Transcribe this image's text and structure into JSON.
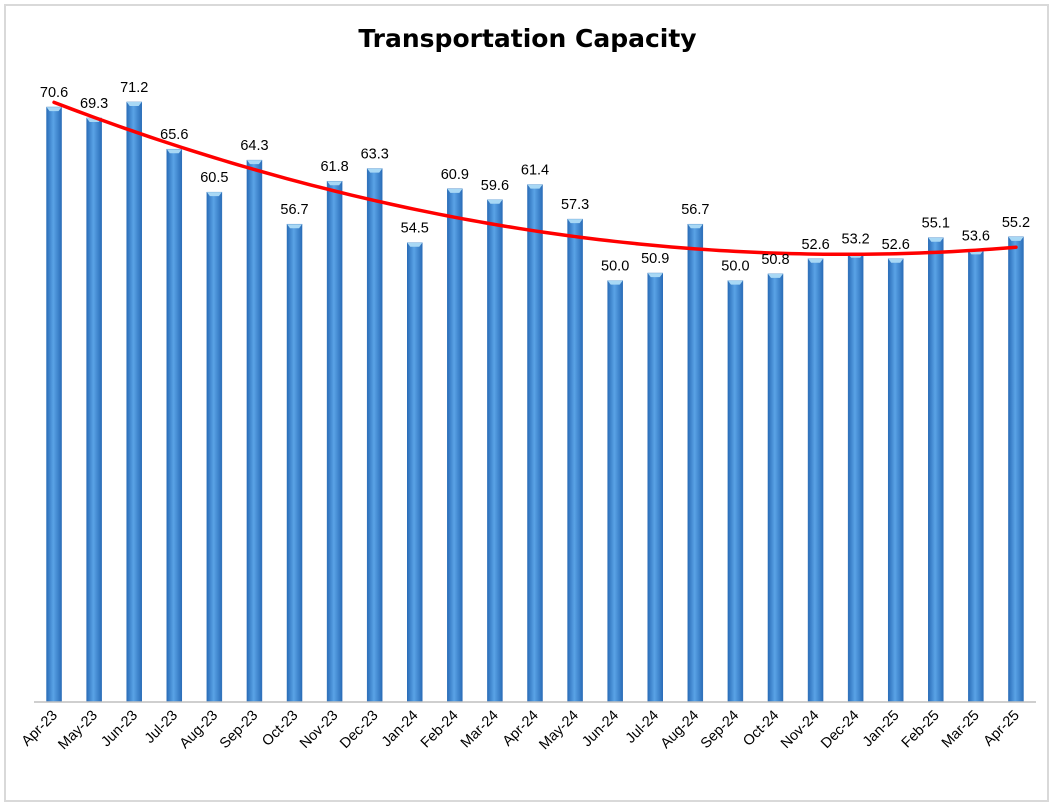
{
  "chart_data": {
    "type": "bar",
    "title": "Transportation Capacity",
    "categories": [
      "Apr-23",
      "May-23",
      "Jun-23",
      "Jul-23",
      "Aug-23",
      "Sep-23",
      "Oct-23",
      "Nov-23",
      "Dec-23",
      "Jan-24",
      "Feb-24",
      "Mar-24",
      "Apr-24",
      "May-24",
      "Jun-24",
      "Jul-24",
      "Aug-24",
      "Sep-24",
      "Oct-24",
      "Nov-24",
      "Dec-24",
      "Jan-25",
      "Feb-25",
      "Mar-25",
      "Apr-25"
    ],
    "values": [
      70.6,
      69.3,
      71.2,
      65.6,
      60.5,
      64.3,
      56.7,
      61.8,
      63.3,
      54.5,
      60.9,
      59.6,
      61.4,
      57.3,
      50.0,
      50.9,
      56.7,
      50.0,
      50.8,
      52.6,
      53.2,
      52.6,
      55.1,
      53.6,
      55.2
    ],
    "data_labels": [
      "70.6",
      "69.3",
      "71.2",
      "65.6",
      "60.5",
      "64.3",
      "56.7",
      "61.8",
      "63.3",
      "54.5",
      "60.9",
      "59.6",
      "61.4",
      "57.3",
      "50.0",
      "50.9",
      "56.7",
      "50.0",
      "50.8",
      "52.6",
      "53.2",
      "52.6",
      "55.1",
      "53.6",
      "55.2"
    ],
    "trendline": {
      "type": "polynomial",
      "color": "#ff0000"
    },
    "ylim": [
      0,
      75
    ],
    "xlabel": "",
    "ylabel": "",
    "grid": false,
    "legend": "none",
    "colors": {
      "bar": "#3d86d1",
      "bar_top": "#a8d8f5",
      "axis": "#bfbfbf",
      "trend": "#ff0000"
    }
  }
}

→ Stated task: Reproduce every entry exactly, but omit each picture.

→ Response:
Transcribe this image's text and structure into JSON.
{
  "chart_data": {
    "type": "bar",
    "title": "Transportation Capacity",
    "categories": [
      "Apr-23",
      "May-23",
      "Jun-23",
      "Jul-23",
      "Aug-23",
      "Sep-23",
      "Oct-23",
      "Nov-23",
      "Dec-23",
      "Jan-24",
      "Feb-24",
      "Mar-24",
      "Apr-24",
      "May-24",
      "Jun-24",
      "Jul-24",
      "Aug-24",
      "Sep-24",
      "Oct-24",
      "Nov-24",
      "Dec-24",
      "Jan-25",
      "Feb-25",
      "Mar-25",
      "Apr-25"
    ],
    "values": [
      70.6,
      69.3,
      71.2,
      65.6,
      60.5,
      64.3,
      56.7,
      61.8,
      63.3,
      54.5,
      60.9,
      59.6,
      61.4,
      57.3,
      50.0,
      50.9,
      56.7,
      50.0,
      50.8,
      52.6,
      53.2,
      52.6,
      55.1,
      53.6,
      55.2
    ],
    "data_labels": [
      "70.6",
      "69.3",
      "71.2",
      "65.6",
      "60.5",
      "64.3",
      "56.7",
      "61.8",
      "63.3",
      "54.5",
      "60.9",
      "59.6",
      "61.4",
      "57.3",
      "50.0",
      "50.9",
      "56.7",
      "50.0",
      "50.8",
      "52.6",
      "53.2",
      "52.6",
      "55.1",
      "53.6",
      "55.2"
    ],
    "trendline": {
      "type": "polynomial",
      "color": "#ff0000"
    },
    "ylim": [
      0,
      75
    ],
    "xlabel": "",
    "ylabel": "",
    "grid": false,
    "legend": "none",
    "colors": {
      "bar": "#3d86d1",
      "bar_top": "#a8d8f5",
      "axis": "#bfbfbf",
      "trend": "#ff0000"
    }
  }
}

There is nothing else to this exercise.